┌─ ENTRIES SUPPLIED

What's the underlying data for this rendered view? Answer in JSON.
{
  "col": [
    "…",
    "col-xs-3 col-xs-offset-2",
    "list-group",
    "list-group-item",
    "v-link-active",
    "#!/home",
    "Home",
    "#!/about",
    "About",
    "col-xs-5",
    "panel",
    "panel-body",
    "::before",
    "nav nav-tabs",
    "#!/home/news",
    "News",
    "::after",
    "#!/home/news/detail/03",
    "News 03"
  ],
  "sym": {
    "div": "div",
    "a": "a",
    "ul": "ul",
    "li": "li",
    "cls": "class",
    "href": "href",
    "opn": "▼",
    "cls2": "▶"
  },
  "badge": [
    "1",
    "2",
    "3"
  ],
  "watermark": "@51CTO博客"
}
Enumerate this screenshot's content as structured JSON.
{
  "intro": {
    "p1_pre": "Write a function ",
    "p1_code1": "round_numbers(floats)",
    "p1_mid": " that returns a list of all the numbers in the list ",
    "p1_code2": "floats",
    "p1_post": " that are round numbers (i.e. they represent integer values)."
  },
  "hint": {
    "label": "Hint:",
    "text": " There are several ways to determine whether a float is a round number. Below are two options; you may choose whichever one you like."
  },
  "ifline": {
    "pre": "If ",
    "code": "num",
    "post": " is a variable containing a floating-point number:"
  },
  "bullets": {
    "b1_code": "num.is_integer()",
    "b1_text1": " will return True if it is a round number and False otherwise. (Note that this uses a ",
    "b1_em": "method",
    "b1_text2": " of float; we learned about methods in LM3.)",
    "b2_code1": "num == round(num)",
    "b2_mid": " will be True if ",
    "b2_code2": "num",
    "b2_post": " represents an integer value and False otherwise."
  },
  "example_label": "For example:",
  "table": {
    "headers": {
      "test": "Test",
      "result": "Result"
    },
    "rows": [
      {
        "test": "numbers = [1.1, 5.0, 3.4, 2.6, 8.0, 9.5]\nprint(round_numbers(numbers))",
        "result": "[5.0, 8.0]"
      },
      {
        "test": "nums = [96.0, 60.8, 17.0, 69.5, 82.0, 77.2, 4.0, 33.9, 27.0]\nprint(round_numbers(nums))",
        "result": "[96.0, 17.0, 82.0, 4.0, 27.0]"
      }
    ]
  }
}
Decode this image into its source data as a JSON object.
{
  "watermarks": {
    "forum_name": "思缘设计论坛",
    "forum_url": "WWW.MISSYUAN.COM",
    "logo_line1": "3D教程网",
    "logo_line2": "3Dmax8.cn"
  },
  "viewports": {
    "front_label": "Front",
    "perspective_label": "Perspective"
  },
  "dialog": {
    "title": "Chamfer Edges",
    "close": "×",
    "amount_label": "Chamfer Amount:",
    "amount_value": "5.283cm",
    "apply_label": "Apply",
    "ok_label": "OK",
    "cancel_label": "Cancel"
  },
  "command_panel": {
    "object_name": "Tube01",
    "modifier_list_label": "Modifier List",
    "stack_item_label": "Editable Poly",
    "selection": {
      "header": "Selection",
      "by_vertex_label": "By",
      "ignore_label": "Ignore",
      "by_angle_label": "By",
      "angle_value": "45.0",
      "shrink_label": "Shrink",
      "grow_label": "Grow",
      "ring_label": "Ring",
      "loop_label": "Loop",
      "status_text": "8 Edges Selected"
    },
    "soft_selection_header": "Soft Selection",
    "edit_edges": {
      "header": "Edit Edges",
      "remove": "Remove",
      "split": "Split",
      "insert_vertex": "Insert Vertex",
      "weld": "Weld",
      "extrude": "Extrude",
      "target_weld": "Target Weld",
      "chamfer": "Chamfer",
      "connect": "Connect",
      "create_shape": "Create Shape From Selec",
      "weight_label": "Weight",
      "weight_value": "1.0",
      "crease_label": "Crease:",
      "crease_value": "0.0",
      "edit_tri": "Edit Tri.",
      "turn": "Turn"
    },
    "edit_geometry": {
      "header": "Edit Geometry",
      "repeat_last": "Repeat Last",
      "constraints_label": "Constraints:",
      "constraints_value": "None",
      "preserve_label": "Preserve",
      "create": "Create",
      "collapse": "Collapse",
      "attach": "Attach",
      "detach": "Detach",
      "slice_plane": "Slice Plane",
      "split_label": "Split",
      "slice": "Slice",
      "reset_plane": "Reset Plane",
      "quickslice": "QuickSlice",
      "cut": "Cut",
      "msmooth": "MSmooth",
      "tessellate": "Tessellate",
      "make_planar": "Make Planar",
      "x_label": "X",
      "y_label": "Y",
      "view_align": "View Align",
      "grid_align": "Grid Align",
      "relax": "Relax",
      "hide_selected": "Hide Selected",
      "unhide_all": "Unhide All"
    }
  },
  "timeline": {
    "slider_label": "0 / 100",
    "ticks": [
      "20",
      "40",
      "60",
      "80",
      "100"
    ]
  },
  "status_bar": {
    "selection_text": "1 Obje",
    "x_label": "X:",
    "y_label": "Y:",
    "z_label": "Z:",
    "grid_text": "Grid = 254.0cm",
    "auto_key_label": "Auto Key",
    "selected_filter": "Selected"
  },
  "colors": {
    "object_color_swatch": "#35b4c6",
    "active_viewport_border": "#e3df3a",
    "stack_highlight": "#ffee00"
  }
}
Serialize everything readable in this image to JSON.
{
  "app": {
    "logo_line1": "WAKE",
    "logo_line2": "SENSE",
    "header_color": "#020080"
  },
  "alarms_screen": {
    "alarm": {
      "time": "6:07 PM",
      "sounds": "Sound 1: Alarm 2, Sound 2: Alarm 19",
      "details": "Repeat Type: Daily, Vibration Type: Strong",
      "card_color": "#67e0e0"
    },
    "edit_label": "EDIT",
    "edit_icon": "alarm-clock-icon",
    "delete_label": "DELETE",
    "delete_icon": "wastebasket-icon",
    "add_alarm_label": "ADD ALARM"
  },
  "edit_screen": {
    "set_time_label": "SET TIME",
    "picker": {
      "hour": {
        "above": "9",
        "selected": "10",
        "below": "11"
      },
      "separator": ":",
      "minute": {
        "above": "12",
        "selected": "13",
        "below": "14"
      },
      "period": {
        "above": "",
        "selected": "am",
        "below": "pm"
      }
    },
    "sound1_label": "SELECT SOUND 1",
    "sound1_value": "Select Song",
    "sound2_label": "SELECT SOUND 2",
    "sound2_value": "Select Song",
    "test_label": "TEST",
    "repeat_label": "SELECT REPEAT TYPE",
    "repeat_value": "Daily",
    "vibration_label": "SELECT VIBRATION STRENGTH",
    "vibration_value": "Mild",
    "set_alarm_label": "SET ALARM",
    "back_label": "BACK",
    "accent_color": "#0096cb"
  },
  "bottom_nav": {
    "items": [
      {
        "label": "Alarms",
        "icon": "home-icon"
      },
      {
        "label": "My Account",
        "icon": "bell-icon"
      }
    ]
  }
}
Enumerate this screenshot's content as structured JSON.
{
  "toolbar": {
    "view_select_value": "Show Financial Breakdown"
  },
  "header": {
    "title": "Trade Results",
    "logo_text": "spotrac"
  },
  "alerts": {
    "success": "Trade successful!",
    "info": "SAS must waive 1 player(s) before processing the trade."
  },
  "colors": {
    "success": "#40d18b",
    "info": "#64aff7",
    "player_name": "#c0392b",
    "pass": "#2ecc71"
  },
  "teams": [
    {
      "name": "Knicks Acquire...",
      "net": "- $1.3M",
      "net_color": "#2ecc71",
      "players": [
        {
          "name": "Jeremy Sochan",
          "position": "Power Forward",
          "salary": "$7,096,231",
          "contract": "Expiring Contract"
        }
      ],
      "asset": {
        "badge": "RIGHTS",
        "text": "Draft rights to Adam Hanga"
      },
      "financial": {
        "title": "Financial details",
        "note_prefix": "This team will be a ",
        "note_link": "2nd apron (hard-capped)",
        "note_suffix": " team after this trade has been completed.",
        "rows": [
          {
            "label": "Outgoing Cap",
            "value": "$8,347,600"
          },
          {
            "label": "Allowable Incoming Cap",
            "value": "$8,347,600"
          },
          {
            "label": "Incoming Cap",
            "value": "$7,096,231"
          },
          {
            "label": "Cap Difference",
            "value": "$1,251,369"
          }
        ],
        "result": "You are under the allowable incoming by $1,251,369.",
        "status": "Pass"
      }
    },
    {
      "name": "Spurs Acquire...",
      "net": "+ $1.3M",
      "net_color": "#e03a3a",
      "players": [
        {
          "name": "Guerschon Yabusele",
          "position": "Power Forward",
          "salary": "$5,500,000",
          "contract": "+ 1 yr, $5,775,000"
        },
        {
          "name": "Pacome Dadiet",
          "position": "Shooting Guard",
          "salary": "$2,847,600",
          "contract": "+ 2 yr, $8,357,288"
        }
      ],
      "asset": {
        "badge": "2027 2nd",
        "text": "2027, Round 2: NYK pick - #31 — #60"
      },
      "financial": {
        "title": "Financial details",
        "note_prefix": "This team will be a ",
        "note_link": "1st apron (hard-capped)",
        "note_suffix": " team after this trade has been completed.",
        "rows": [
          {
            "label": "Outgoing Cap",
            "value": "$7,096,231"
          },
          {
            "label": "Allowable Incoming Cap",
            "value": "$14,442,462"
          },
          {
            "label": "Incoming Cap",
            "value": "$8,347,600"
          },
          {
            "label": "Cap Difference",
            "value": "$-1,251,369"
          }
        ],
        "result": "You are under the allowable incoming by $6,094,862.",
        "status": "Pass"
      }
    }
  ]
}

└─

**REQUIREMENT**
Check each line of the records for the word "info" and extract those that contain it.

**RESULT FOR THIS EXERCISE**
    "info": "SAS must waive 1 player(s) before processing the trade."
    "info": "#64aff7",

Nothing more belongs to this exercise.